_INSTRUCTIONS TO FOLLOW_. Return all the data, word for word.
═════ PROVIDED RECORDS
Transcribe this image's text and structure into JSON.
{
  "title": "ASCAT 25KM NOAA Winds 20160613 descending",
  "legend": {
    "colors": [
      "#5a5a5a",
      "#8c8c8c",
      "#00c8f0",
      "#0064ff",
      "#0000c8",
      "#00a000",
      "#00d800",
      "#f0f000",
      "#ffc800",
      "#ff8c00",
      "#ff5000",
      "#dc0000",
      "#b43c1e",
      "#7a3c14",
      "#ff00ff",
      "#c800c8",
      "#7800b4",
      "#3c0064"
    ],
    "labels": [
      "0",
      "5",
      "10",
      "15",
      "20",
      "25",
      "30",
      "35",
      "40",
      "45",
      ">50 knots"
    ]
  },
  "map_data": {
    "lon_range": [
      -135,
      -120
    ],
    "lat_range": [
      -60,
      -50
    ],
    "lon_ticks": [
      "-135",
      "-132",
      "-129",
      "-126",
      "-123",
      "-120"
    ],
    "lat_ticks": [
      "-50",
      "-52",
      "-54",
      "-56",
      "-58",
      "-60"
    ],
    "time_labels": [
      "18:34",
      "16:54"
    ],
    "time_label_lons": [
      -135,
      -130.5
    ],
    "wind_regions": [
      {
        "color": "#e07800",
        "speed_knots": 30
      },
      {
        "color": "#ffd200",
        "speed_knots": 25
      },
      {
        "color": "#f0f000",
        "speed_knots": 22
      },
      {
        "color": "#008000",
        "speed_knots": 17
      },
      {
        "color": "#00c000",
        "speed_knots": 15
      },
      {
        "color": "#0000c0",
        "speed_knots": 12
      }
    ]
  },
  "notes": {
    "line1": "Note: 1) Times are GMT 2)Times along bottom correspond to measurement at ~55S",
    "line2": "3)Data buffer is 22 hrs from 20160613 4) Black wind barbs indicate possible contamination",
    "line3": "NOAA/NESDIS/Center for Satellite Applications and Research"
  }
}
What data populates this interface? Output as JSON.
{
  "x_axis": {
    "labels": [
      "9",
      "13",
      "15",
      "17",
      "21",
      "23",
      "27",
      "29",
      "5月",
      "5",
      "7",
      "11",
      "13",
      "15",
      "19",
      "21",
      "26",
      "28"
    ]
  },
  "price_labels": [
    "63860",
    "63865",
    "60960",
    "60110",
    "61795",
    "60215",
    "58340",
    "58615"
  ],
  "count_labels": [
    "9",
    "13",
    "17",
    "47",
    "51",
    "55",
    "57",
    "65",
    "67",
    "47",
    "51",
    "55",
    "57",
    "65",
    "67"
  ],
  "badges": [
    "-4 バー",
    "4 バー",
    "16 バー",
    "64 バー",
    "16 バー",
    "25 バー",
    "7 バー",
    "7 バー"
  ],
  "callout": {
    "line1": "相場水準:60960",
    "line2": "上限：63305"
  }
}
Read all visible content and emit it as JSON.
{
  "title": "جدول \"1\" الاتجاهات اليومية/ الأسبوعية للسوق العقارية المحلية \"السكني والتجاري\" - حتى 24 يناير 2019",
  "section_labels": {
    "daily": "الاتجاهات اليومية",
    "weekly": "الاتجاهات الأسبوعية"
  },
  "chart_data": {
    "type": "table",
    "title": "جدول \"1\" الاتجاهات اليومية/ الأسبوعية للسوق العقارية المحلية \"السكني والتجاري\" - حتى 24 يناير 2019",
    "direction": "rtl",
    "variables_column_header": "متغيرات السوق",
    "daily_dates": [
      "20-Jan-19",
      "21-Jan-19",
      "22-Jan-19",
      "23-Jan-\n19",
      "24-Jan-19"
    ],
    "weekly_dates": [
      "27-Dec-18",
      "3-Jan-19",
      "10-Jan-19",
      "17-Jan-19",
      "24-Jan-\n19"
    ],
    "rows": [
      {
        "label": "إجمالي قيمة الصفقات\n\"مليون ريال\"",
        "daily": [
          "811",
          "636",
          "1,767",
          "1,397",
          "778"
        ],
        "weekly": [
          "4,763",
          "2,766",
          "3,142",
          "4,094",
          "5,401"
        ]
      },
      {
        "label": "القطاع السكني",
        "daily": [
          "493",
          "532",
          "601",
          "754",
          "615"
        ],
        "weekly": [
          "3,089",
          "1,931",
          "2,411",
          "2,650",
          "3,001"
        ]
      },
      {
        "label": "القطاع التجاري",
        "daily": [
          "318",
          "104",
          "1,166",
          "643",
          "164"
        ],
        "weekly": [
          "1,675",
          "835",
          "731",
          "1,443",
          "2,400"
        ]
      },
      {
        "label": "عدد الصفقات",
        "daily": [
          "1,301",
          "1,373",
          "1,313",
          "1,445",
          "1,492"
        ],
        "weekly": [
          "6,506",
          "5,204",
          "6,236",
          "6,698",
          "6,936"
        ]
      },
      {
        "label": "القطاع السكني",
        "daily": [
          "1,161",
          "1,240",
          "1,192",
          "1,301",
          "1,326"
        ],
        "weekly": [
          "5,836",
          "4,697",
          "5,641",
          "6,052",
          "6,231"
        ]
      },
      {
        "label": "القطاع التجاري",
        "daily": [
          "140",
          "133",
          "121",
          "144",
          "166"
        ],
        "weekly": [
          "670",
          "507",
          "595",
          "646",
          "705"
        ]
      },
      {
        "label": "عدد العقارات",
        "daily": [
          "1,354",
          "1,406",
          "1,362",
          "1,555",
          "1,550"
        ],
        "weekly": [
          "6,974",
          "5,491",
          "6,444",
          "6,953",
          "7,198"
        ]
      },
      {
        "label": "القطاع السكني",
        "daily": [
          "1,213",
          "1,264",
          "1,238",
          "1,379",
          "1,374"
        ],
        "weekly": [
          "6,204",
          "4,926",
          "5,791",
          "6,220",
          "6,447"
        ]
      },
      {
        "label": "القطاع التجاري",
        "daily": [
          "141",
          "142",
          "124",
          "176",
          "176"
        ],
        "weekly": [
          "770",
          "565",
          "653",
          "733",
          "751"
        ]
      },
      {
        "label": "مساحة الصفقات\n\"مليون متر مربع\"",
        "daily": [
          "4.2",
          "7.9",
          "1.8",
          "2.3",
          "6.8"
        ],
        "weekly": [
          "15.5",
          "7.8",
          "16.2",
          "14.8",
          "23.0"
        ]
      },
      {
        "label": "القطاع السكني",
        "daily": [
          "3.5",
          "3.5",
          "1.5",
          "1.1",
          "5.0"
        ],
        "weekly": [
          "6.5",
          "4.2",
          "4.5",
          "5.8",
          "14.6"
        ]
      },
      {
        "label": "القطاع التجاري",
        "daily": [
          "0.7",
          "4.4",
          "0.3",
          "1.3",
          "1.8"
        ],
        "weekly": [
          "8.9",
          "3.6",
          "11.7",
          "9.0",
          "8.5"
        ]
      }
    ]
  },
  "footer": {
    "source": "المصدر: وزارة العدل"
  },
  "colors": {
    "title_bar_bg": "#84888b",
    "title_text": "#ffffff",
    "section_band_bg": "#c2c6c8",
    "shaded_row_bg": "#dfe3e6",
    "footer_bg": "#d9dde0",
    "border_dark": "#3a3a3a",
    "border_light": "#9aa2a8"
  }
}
══════════
_EXERCISE SOLUTION_.
Transcribe this image's text and structure into JSON.
{
  "title": "ASCAT 25KM NOAA Winds 20160613 descending",
  "legend": {
    "colors": [
      "#5a5a5a",
      "#8c8c8c",
      "#00c8f0",
      "#0064ff",
      "#0000c8",
      "#00a000",
      "#00d800",
      "#f0f000",
      "#ffc800",
      "#ff8c00",
      "#ff5000",
      "#dc0000",
      "#b43c1e",
      "#7a3c14",
      "#ff00ff",
      "#c800c8",
      "#7800b4",
      "#3c0064"
    ],
    "labels": [
      "0",
      "5",
      "10",
      "15",
      "20",
      "25",
      "30",
      "35",
      "40",
      "45",
      ">50 knots"
    ]
  },
  "map_data": {
    "lon_range": [
      -135,
      -120
    ],
    "lat_range": [
      -60,
      -50
    ],
    "lon_ticks": [
      "-135",
      "-132",
      "-129",
      "-126",
      "-123",
      "-120"
    ],
    "lat_ticks": [
      "-50",
      "-52",
      "-54",
      "-56",
      "-58",
      "-60"
    ],
    "time_labels": [
      "18:34",
      "16:54"
    ],
    "time_label_lons": [
      -135,
      -130.5
    ],
    "wind_regions": [
      {
        "color": "#e07800",
        "speed_knots": 30
      },
      {
        "color": "#ffd200",
        "speed_knots": 25
      },
      {
        "color": "#f0f000",
        "speed_knots": 22
      },
      {
        "color": "#008000",
        "speed_knots": 17
      },
      {
        "color": "#00c000",
        "speed_knots": 15
      },
      {
        "color": "#0000c0",
        "speed_knots": 12
      }
    ]
  },
  "notes": {
    "line1": "Note: 1) Times are GMT 2)Times along bottom correspond to measurement at ~55S",
    "line2": "3)Data buffer is 22 hrs from 20160613 4) Black wind barbs indicate possible contamination",
    "line3": "NOAA/NESDIS/Center for Satellite Applications and Research"
  }
}
What data populates this interface? Output as JSON.
{
  "x_axis": {
    "labels": [
      "9",
      "13",
      "15",
      "17",
      "21",
      "23",
      "27",
      "29",
      "5月",
      "5",
      "7",
      "11",
      "13",
      "15",
      "19",
      "21",
      "26",
      "28"
    ]
  },
  "price_labels": [
    "63860",
    "63865",
    "60960",
    "60110",
    "61795",
    "60215",
    "58340",
    "58615"
  ],
  "count_labels": [
    "9",
    "13",
    "17",
    "47",
    "51",
    "55",
    "57",
    "65",
    "67",
    "47",
    "51",
    "55",
    "57",
    "65",
    "67"
  ],
  "badges": [
    "-4 バー",
    "4 バー",
    "16 バー",
    "64 バー",
    "16 バー",
    "25 バー",
    "7 バー",
    "7 バー"
  ],
  "callout": {
    "line1": "相場水準:60960",
    "line2": "上限：63305"
  }
}
Read all visible content and emit it as JSON.
{
  "title": "جدول \"1\" الاتجاهات اليومية/ الأسبوعية للسوق العقارية المحلية \"السكني والتجاري\" - حتى 24 يناير 2019",
  "section_labels": {
    "daily": "الاتجاهات اليومية",
    "weekly": "الاتجاهات الأسبوعية"
  },
  "chart_data": {
    "type": "table",
    "title": "جدول \"1\" الاتجاهات اليومية/ الأسبوعية للسوق العقارية المحلية \"السكني والتجاري\" - حتى 24 يناير 2019",
    "direction": "rtl",
    "variables_column_header": "متغيرات السوق",
    "daily_dates": [
      "20-Jan-19",
      "21-Jan-19",
      "22-Jan-19",
      "23-Jan-\n19",
      "24-Jan-19"
    ],
    "weekly_dates": [
      "27-Dec-18",
      "3-Jan-19",
      "10-Jan-19",
      "17-Jan-19",
      "24-Jan-\n19"
    ],
    "rows": [
      {
        "label": "إجمالي قيمة الصفقات\n\"مليون ريال\"",
        "daily": [
          "811",
          "636",
          "1,767",
          "1,397",
          "778"
        ],
        "weekly": [
          "4,763",
          "2,766",
          "3,142",
          "4,094",
          "5,401"
        ]
      },
      {
        "label": "القطاع السكني",
        "daily": [
          "493",
          "532",
          "601",
          "754",
          "615"
        ],
        "weekly": [
          "3,089",
          "1,931",
          "2,411",
          "2,650",
          "3,001"
        ]
      },
      {
        "label": "القطاع التجاري",
        "daily": [
          "318",
          "104",
          "1,166",
          "643",
          "164"
        ],
        "weekly": [
          "1,675",
          "835",
          "731",
          "1,443",
          "2,400"
        ]
      },
      {
        "label": "عدد الصفقات",
        "daily": [
          "1,301",
          "1,373",
          "1,313",
          "1,445",
          "1,492"
        ],
        "weekly": [
          "6,506",
          "5,204",
          "6,236",
          "6,698",
          "6,936"
        ]
      },
      {
        "label": "القطاع السكني",
        "daily": [
          "1,161",
          "1,240",
          "1,192",
          "1,301",
          "1,326"
        ],
        "weekly": [
          "5,836",
          "4,697",
          "5,641",
          "6,052",
          "6,231"
        ]
      },
      {
        "label": "القطاع التجاري",
        "daily": [
          "140",
          "133",
          "121",
          "144",
          "166"
        ],
        "weekly": [
          "670",
          "507",
          "595",
          "646",
          "705"
        ]
      },
      {
        "label": "عدد العقارات",
        "daily": [
          "1,354",
          "1,406",
          "1,362",
          "1,555",
          "1,550"
        ],
        "weekly": [
          "6,974",
          "5,491",
          "6,444",
          "6,953",
          "7,198"
        ]
      },
      {
        "label": "القطاع السكني",
        "daily": [
          "1,213",
          "1,264",
          "1,238",
          "1,379",
          "1,374"
        ],
        "weekly": [
          "6,204",
          "4,926",
          "5,791",
          "6,220",
          "6,447"
        ]
      },
      {
        "label": "القطاع التجاري",
        "daily": [
          "141",
          "142",
          "124",
          "176",
          "176"
        ],
        "weekly": [
          "770",
          "565",
          "653",
          "733",
          "751"
        ]
      },
      {
        "label": "مساحة الصفقات\n\"مليون متر مربع\"",
        "daily": [
          "4.2",
          "7.9",
          "1.8",
          "2.3",
          "6.8"
        ],
        "weekly": [
          "15.5",
          "7.8",
          "16.2",
          "14.8",
          "23.0"
        ]
      },
      {
        "label": "القطاع السكني",
        "daily": [
          "3.5",
          "3.5",
          "1.5",
          "1.1",
          "5.0"
        ],
        "weekly": [
          "6.5",
          "4.2",
          "4.5",
          "5.8",
          "14.6"
        ]
      },
      {
        "label": "القطاع التجاري",
        "daily": [
          "0.7",
          "4.4",
          "0.3",
          "1.3",
          "1.8"
        ],
        "weekly": [
          "8.9",
          "3.6",
          "11.7",
          "9.0",
          "8.5"
        ]
      }
    ]
  },
  "footer": {
    "source": "المصدر: وزارة العدل"
  },
  "colors": {
    "title_bar_bg": "#84888b",
    "title_text": "#ffffff",
    "section_band_bg": "#c2c6c8",
    "shaded_row_bg": "#dfe3e6",
    "footer_bg": "#d9dde0",
    "border_dark": "#3a3a3a",
    "border_light": "#9aa2a8"
  }
}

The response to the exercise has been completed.